WHAT IS ASKED: From the entries below, gather every line containing the string "color".

INPUT RECORDS:
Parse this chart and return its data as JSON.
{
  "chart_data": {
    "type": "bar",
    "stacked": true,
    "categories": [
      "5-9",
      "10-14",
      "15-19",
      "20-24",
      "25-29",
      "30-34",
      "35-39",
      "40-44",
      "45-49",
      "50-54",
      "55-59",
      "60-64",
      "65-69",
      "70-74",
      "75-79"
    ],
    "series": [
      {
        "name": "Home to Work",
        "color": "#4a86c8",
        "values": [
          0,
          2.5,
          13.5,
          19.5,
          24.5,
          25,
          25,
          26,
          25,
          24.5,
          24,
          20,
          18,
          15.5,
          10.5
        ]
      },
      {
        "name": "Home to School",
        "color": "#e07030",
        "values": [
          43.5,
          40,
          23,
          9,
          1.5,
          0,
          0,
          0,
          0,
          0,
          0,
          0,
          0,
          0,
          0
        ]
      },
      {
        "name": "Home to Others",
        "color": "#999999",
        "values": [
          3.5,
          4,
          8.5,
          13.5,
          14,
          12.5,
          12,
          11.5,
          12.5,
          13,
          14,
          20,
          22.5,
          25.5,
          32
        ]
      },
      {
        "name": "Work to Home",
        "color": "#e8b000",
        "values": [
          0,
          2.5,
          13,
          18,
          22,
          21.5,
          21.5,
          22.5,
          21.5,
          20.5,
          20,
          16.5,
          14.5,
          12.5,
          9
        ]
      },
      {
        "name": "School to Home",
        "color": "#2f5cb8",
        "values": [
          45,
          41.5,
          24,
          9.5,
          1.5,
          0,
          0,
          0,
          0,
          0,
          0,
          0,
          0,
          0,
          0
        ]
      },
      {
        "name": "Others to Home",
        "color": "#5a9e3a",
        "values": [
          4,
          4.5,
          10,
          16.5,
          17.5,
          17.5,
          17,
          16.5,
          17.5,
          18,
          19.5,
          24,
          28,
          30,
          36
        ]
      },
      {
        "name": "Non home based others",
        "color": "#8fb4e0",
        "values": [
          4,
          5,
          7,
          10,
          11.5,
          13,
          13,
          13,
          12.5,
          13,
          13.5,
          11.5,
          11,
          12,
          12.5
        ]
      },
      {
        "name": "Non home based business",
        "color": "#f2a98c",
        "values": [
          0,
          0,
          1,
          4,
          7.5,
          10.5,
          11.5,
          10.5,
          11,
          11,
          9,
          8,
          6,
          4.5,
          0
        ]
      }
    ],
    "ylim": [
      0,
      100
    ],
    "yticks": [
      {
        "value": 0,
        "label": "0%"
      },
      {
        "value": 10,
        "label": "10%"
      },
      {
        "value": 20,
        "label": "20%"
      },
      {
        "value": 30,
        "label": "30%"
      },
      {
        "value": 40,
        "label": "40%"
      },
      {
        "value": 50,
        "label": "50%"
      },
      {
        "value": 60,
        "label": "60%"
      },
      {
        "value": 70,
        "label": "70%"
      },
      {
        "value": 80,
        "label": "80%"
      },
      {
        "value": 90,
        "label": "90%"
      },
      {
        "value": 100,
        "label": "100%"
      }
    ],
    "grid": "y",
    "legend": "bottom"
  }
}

OUTPUT OF THE EXERCISE:
        "color": "#4a86c8",
        "color": "#e07030",
        "color": "#999999",
        "color": "#e8b000",
        "color": "#2f5cb8",
        "color": "#5a9e3a",
        "color": "#8fb4e0",
        "color": "#f2a98c",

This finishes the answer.